The problem - Look through the material below. Copy every line with the string "color" in it.

>> start Input rows

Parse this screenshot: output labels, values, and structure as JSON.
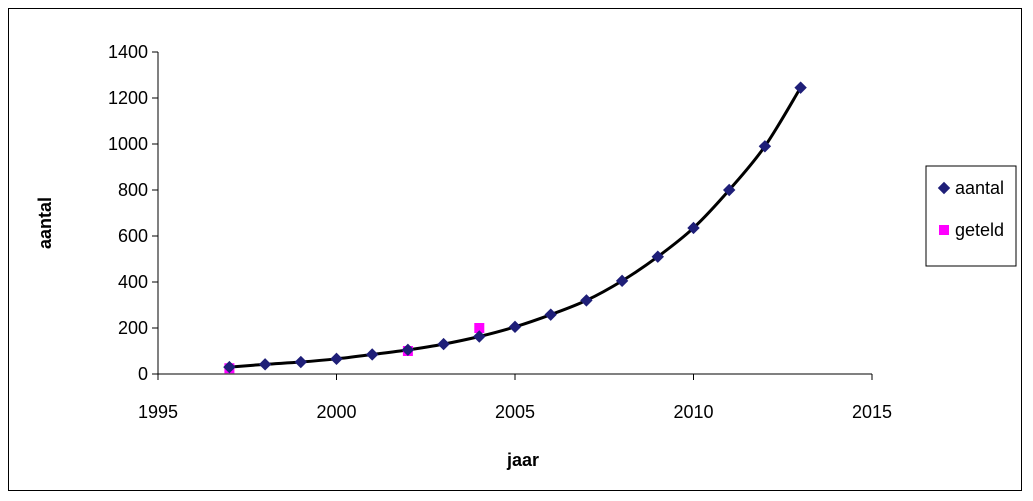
{
  "chart_data": {
    "type": "scatter",
    "title": "",
    "xlabel": "jaar",
    "ylabel": "aantal",
    "xlim": [
      1995,
      2015
    ],
    "ylim": [
      0,
      1400
    ],
    "xticks": [
      1995,
      2000,
      2005,
      2010,
      2015
    ],
    "yticks": [
      0,
      200,
      400,
      600,
      800,
      1000,
      1200,
      1400
    ],
    "grid": false,
    "legend_position": "right",
    "series": [
      {
        "name": "aantal",
        "marker": "diamond",
        "color": "#1f1f78",
        "x": [
          1997,
          1998,
          1999,
          2000,
          2001,
          2002,
          2003,
          2004,
          2005,
          2006,
          2007,
          2008,
          2009,
          2010,
          2011,
          2012,
          2013
        ],
        "y": [
          30,
          42,
          52,
          66,
          85,
          105,
          130,
          163,
          205,
          258,
          320,
          405,
          510,
          635,
          800,
          990,
          1245
        ]
      },
      {
        "name": "geteld",
        "marker": "square",
        "color": "#ff00ff",
        "x": [
          1997,
          2002,
          2004
        ],
        "y": [
          25,
          100,
          200
        ]
      }
    ],
    "trendline": {
      "color": "#000000",
      "x": [
        1997,
        1998,
        1999,
        2000,
        2001,
        2002,
        2003,
        2004,
        2005,
        2006,
        2007,
        2008,
        2009,
        2010,
        2011,
        2012,
        2013
      ],
      "y": [
        30,
        42,
        52,
        66,
        85,
        105,
        130,
        163,
        205,
        258,
        320,
        405,
        510,
        635,
        800,
        990,
        1245
      ]
    }
  }
}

>> end Input rows

Answer to this exercise -
        "color": "#1f1f78",
        "color": "#ff00ff",
      "color": "#000000",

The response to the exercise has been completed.